YOUR OBJECTIVE – From the entries that follow, pick out all lines holding "fastest".

[Dataset items]
==================================================
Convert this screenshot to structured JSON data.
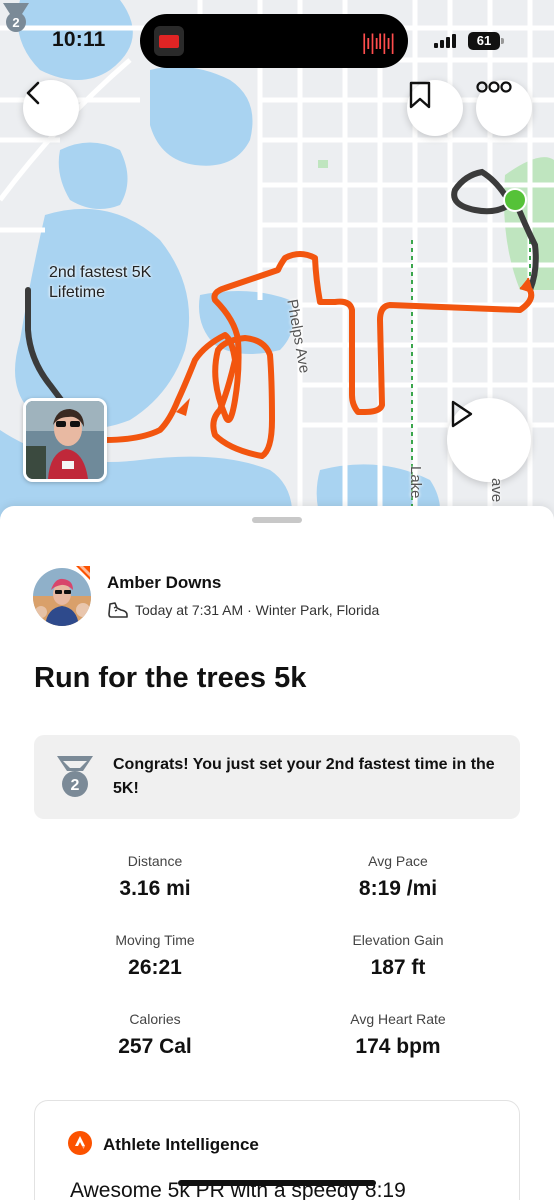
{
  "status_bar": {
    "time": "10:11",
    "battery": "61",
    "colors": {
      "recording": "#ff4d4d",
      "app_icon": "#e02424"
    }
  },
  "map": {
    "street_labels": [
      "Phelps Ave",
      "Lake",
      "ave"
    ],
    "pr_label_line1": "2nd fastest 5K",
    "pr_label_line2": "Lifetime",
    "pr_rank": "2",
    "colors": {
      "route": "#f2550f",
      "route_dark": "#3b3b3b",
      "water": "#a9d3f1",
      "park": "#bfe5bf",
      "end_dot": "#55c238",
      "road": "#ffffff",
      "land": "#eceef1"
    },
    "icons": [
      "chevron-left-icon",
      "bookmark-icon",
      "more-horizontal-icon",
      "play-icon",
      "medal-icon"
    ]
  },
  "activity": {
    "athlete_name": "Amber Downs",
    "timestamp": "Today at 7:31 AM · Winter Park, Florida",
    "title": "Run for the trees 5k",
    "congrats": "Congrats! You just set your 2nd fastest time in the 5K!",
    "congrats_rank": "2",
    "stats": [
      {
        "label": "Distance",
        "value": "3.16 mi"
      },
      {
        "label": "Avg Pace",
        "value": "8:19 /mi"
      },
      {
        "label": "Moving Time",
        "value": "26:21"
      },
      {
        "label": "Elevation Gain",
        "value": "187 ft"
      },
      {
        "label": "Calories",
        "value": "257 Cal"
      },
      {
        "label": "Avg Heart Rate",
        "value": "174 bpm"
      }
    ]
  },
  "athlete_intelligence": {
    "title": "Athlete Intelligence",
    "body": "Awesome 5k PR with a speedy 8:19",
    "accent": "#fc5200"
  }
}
==================================================
ANSWER TO THE TASK –
    "pr_label_line1": "2nd fastest 5K",
    "congrats": "Congrats! You just set your 2nd fastest time in the 5K!",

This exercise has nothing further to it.